**Saved data entries**
____________

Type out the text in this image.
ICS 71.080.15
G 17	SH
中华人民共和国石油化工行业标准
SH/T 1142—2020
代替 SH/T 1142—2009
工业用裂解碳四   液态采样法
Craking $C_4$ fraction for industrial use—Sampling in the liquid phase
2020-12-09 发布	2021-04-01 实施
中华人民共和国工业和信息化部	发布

____________

**EXERCISE PROMPT**
Your task is to repeat every line exactly.

**OUTPUT**
Type out the text in this image.
ICS 71.080.15
G 17	SH
中华人民共和国石油化工行业标准
SH/T 1142—2020
代替 SH/T 1142—2009
工业用裂解碳四   液态采样法
Craking $C_4$ fraction for industrial use—Sampling in the liquid phase
2020-12-09 发布	2021-04-01 实施
中华人民共和国工业和信息化部	发布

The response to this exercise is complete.